Stated exercise
Output the material beneath this task exactly, images excluded.

Information provided
*****

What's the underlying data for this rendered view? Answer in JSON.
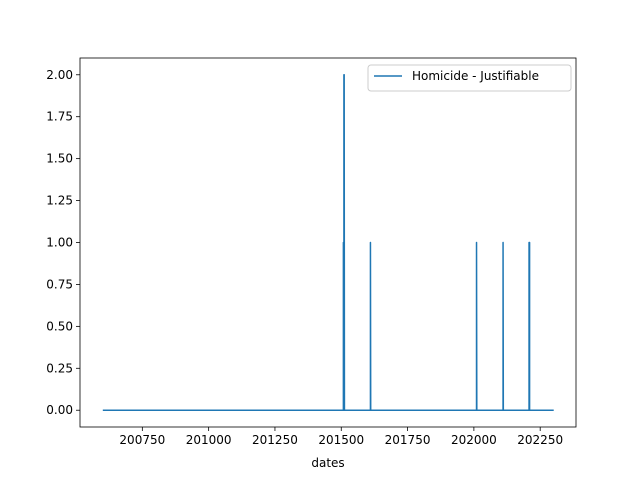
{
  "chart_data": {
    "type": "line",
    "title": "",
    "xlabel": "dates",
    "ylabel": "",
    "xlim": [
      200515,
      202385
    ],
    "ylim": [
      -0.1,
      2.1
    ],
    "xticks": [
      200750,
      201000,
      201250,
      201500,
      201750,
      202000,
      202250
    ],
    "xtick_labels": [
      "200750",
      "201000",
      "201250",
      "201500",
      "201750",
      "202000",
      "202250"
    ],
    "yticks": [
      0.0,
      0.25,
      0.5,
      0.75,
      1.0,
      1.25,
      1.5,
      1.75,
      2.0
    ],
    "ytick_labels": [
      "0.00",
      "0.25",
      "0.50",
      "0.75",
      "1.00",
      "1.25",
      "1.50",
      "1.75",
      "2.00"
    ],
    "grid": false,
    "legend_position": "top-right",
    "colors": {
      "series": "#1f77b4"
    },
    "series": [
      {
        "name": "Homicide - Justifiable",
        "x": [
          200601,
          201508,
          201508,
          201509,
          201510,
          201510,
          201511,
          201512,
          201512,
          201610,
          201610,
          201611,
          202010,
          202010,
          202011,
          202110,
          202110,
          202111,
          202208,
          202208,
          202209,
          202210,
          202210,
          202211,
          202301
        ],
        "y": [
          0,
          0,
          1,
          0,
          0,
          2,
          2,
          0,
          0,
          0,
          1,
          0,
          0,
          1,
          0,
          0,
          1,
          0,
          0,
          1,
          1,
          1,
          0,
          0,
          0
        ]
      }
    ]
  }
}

*****

Full response
What's the underlying data for this rendered view? Answer in JSON.
{
  "chart_data": {
    "type": "line",
    "title": "",
    "xlabel": "dates",
    "ylabel": "",
    "xlim": [
      200515,
      202385
    ],
    "ylim": [
      -0.1,
      2.1
    ],
    "xticks": [
      200750,
      201000,
      201250,
      201500,
      201750,
      202000,
      202250
    ],
    "xtick_labels": [
      "200750",
      "201000",
      "201250",
      "201500",
      "201750",
      "202000",
      "202250"
    ],
    "yticks": [
      0.0,
      0.25,
      0.5,
      0.75,
      1.0,
      1.25,
      1.5,
      1.75,
      2.0
    ],
    "ytick_labels": [
      "0.00",
      "0.25",
      "0.50",
      "0.75",
      "1.00",
      "1.25",
      "1.50",
      "1.75",
      "2.00"
    ],
    "grid": false,
    "legend_position": "top-right",
    "colors": {
      "series": "#1f77b4"
    },
    "series": [
      {
        "name": "Homicide - Justifiable",
        "x": [
          200601,
          201508,
          201508,
          201509,
          201510,
          201510,
          201511,
          201512,
          201512,
          201610,
          201610,
          201611,
          202010,
          202010,
          202011,
          202110,
          202110,
          202111,
          202208,
          202208,
          202209,
          202210,
          202210,
          202211,
          202301
        ],
        "y": [
          0,
          0,
          1,
          0,
          0,
          2,
          2,
          0,
          0,
          0,
          1,
          0,
          0,
          1,
          0,
          0,
          1,
          0,
          0,
          1,
          1,
          1,
          0,
          0,
          0
        ]
      }
    ]
  }
}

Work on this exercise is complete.